» **WHAT YOU WILL DO**
• a. Summarize the bank bail-out post below in two sentences.
• b. Using the bank bail-out post below, answer yes or no to each statement and quote the words of the post that decide it: (i) the author holds that the bail-out adds to national debts; (ii) the author saves the biggest reason for last; (iii) the bail-out announcement was news at CNN.

» **DOCUMENT SECTION**
════════════════

Five reasons the bank bail-out will hurt us

at 11:28 am

Big news at CNN today is the announcement of a “several hundred billion dollar” bank bailout that will “attempt” to get financial institutions back on their feet. If you have been living under a rock for the past two years, the story is: banks were giving out sub-prime loans to people for housing purchases. These people defaulted on their loans in mass leaving the banks with property that wasn’t worth the loan and out the money. This spurred a lack of confidence in investors who would not continue to support the loans forcing the banks to stop giving loans. If the bank isn’t giving out loans, people aren’t buying homes. When people aren’t buying homes, our economy (apparently) tanks.

In response to this, there is plans being put down that will attempt to “bail out” the banks by having the government absorb some or all of the debts of these banks: amounting in hundreds of billions of dollars (apparently).

This is bad… here’s why:

1. History repeats itself

I know its common for bloggers to leave the biggest reason for last, but I am breaking the mold and starting with it first.

These banks got themselves into this issue once. If we bail them out, what is to prevent them from doing this again? There are no laws in place… why should I, now being the investor, have any faith that they will make good on this loan that I am giving them (that they don’t really have to pay back)?

I, as a taxpayer, feel that this is wasted money. This is money that will go to attempt to fix a system we barely understand, with no assurances that it will even fix the problem. Not to mention, it adds an enormous amount to our already large national debts.

Makes a bad situation worse.

2. Let the market sort is out

The government, when talking about a lot of issues that are cornerstone to our economy (the Internet, for one) loves to use the old adage that “the market will take care of itself”. Why are they not taking that stance here? A couple of banks will tank, yes… but that’s what they get. Our economy may suffer, yes… but it will likely be made stronger by tanking the banks that were causing it to spiral downward in the first place.

The capitalist market has a lot of flaws, but I think where it can usually succeed well is that if you are up to no good and try to undermine it, you will suffer one day or another. Here is no exception: you fuck with the market, the market will fuck with you.

I say: let the banks rot, fuck em… that’s why.

3. What exactly are we buying?

Maybe its not a reason, and instead a question, but what really are we buying? And don’t give me this shit about “piece of mind” and “market stability”. No one knows exactly how our market works because it just does its own thing. Its based on consumer opinion which is an ever shifting target. So, I ask, what exactly does my money buy me?

════════════════

» **INFORMATION PROVIDED**
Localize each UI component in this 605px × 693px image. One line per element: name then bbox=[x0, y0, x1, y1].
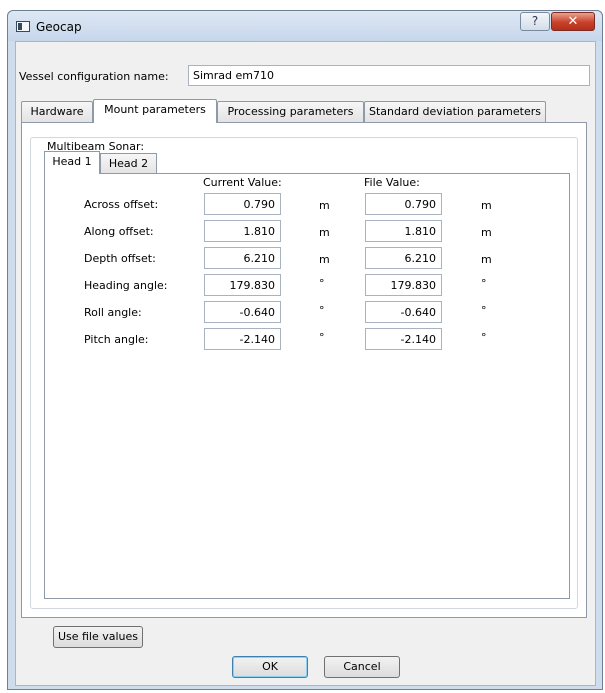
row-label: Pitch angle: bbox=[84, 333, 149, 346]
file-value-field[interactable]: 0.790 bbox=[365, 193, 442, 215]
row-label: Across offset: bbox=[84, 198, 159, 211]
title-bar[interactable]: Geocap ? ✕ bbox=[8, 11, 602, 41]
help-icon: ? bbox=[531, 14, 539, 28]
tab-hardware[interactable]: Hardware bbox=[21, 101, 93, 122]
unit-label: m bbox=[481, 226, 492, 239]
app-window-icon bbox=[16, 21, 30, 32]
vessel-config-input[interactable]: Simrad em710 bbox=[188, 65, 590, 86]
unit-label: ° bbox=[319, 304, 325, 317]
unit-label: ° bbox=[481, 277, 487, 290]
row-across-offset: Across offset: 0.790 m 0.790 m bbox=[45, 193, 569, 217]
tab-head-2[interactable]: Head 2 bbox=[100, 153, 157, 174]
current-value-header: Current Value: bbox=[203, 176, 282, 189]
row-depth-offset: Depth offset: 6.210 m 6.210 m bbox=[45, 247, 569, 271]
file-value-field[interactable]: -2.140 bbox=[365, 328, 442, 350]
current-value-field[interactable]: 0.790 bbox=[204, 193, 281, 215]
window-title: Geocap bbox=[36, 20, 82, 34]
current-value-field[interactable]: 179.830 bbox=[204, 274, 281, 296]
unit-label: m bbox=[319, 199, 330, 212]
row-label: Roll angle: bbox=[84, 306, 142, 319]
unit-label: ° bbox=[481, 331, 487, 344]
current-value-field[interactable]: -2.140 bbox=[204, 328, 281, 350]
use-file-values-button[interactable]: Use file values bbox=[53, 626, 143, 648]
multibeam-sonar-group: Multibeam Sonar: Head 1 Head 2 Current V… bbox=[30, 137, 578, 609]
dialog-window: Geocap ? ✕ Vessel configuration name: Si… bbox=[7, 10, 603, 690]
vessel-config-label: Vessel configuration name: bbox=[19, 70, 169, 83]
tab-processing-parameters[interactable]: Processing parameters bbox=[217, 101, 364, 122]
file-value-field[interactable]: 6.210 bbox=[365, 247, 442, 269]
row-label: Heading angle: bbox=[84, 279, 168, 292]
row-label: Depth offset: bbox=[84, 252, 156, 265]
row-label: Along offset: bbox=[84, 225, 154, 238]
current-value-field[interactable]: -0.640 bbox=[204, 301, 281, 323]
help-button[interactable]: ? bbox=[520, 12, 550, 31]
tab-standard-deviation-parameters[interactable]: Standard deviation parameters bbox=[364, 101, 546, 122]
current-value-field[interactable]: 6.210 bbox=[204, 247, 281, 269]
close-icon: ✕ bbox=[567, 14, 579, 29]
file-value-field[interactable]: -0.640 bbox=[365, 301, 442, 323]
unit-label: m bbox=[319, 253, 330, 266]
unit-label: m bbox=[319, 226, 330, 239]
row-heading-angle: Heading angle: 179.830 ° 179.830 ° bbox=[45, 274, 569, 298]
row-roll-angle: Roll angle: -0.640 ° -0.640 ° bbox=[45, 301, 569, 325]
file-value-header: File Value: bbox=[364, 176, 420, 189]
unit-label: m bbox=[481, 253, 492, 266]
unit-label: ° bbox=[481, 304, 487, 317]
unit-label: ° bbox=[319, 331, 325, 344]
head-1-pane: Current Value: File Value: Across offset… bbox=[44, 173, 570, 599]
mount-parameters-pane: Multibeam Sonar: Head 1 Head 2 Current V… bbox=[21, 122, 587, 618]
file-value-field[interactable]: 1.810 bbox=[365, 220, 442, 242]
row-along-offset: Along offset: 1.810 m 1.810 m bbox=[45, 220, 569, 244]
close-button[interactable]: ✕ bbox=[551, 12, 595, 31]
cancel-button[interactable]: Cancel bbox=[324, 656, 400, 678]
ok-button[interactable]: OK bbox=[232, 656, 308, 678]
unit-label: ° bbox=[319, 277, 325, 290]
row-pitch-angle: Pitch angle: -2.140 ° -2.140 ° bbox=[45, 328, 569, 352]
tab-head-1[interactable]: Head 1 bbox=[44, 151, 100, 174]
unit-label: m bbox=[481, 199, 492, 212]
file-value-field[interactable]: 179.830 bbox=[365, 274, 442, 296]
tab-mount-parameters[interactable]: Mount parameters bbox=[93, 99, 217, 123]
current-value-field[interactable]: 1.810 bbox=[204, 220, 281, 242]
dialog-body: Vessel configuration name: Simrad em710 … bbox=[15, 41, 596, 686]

════════════════

» **COMPLETE ANSWERS**
• a. The post says banks made sub-prime housing loans that borrowers defaulted on in mass, and a bail-out of hundreds of billions of dollars is now planned in which the government would absorb some or all of the banks' debts. The author calls this bad, arguing that nothing would stop the banks from doing it again and that the market should be left to sort it out, and asks what exactly the money would buy.

• b.
(i) Yes: "it adds an enormous amount to our already large national debts."
(ii) No: "I am breaking the mold and starting with it first."
(iii) Yes: "Big news at CNN today is the announcement of a “several hundred billion dollar” bank bailout"